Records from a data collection
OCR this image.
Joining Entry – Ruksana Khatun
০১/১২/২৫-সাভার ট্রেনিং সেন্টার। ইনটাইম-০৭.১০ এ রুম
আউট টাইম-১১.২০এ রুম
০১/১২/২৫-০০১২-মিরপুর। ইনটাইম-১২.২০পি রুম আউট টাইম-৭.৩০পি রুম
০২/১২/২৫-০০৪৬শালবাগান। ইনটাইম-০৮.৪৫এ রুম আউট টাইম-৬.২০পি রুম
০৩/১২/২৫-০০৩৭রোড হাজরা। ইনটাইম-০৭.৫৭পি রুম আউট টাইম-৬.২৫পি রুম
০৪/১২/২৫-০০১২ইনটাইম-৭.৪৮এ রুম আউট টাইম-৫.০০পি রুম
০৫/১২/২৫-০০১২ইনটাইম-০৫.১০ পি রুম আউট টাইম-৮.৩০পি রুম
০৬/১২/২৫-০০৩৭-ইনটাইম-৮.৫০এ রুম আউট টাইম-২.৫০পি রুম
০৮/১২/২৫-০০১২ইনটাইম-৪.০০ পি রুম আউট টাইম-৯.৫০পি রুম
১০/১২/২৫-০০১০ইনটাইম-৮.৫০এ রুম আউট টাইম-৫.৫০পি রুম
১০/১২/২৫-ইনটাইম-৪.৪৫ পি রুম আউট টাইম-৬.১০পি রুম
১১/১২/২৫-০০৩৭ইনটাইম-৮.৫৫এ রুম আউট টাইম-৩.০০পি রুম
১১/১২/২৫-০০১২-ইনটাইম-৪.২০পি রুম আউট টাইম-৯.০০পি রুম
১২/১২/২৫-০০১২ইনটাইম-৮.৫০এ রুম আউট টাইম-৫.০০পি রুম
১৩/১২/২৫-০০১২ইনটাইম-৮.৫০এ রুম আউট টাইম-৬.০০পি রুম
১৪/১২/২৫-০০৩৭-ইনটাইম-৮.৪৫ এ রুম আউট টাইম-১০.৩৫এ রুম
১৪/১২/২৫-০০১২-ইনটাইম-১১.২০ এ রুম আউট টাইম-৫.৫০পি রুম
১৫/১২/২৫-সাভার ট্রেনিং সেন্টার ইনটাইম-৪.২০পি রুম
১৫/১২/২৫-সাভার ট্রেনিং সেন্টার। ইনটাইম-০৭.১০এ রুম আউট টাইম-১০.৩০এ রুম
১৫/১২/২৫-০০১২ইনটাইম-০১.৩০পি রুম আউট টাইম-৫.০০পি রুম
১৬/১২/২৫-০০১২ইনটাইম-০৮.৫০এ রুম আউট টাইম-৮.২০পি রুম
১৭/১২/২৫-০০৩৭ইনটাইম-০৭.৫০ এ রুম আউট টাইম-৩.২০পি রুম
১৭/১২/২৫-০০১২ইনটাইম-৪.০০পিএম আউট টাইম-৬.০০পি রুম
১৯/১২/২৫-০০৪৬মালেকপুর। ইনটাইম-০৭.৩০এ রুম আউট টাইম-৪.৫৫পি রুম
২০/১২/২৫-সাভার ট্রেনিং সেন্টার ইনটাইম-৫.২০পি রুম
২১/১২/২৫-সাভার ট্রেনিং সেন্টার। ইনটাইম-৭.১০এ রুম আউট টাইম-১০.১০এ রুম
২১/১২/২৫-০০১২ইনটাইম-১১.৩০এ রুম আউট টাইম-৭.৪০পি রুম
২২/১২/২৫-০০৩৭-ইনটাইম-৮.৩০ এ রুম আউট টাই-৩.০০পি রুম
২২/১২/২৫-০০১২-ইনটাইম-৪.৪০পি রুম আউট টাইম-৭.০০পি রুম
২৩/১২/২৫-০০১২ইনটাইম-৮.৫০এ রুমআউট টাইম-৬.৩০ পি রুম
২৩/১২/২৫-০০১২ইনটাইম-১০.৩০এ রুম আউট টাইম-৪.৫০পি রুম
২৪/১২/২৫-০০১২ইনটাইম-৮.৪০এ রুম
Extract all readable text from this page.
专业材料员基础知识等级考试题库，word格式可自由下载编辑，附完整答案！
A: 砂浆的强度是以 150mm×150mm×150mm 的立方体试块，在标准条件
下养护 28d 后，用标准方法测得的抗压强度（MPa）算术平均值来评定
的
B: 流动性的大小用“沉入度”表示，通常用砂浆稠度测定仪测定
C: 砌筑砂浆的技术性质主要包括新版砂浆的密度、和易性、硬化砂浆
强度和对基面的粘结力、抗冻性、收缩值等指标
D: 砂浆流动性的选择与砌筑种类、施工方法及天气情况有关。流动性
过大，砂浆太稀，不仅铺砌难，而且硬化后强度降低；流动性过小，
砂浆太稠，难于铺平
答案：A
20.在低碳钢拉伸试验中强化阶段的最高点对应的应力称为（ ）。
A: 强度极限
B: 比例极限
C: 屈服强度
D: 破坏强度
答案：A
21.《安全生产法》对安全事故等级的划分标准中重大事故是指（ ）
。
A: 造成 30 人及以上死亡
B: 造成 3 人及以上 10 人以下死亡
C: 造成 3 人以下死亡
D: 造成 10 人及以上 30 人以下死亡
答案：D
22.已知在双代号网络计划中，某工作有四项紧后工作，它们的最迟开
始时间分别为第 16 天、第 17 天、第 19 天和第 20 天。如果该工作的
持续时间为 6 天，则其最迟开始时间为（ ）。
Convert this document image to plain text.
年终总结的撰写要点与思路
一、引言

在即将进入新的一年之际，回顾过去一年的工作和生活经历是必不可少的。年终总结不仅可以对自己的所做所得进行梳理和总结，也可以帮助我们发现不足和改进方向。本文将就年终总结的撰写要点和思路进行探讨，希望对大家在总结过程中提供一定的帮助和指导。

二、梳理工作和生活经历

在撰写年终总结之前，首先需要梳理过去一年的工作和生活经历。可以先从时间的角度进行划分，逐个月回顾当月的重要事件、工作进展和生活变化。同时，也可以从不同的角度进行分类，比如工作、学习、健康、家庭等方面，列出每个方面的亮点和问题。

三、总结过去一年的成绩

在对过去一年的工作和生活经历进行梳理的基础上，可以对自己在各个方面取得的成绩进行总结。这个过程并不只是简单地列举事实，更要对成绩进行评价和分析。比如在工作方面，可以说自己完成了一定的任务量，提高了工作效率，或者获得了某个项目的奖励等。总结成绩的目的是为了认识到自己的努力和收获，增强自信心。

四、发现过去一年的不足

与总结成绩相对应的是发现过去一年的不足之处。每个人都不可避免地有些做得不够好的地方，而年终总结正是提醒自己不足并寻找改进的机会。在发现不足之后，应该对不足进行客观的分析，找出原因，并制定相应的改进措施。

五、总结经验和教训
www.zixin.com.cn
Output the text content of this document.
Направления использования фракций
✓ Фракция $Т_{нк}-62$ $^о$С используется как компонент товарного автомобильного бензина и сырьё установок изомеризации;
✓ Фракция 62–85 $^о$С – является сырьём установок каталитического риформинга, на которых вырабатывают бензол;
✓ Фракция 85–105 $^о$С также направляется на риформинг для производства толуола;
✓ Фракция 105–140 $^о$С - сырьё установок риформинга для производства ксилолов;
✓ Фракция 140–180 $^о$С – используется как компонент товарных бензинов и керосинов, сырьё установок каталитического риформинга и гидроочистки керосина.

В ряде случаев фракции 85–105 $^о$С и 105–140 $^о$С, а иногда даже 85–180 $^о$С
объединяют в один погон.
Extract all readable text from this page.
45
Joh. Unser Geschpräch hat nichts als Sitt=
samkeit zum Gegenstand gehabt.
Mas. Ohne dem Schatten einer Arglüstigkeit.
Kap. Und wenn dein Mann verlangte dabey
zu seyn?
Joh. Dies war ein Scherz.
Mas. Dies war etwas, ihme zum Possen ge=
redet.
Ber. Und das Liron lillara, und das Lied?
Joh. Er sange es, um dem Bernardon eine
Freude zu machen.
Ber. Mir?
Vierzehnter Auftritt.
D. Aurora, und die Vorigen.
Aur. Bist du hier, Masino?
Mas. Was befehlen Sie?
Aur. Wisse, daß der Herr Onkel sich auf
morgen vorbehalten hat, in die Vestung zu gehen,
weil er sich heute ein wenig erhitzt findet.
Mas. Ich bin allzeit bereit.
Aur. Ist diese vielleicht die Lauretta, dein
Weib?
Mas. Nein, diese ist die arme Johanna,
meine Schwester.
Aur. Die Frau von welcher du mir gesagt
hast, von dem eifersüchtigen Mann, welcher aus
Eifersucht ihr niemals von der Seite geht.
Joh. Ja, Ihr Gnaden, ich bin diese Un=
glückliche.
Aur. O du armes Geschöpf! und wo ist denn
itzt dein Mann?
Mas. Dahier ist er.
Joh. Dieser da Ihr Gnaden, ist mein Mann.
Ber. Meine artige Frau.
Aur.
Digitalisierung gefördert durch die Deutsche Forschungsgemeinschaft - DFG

Description of the task
Go over the data above and copy every line that has the word "image" in it.

Task answer
OCR this image.
Convert this document image to plain text.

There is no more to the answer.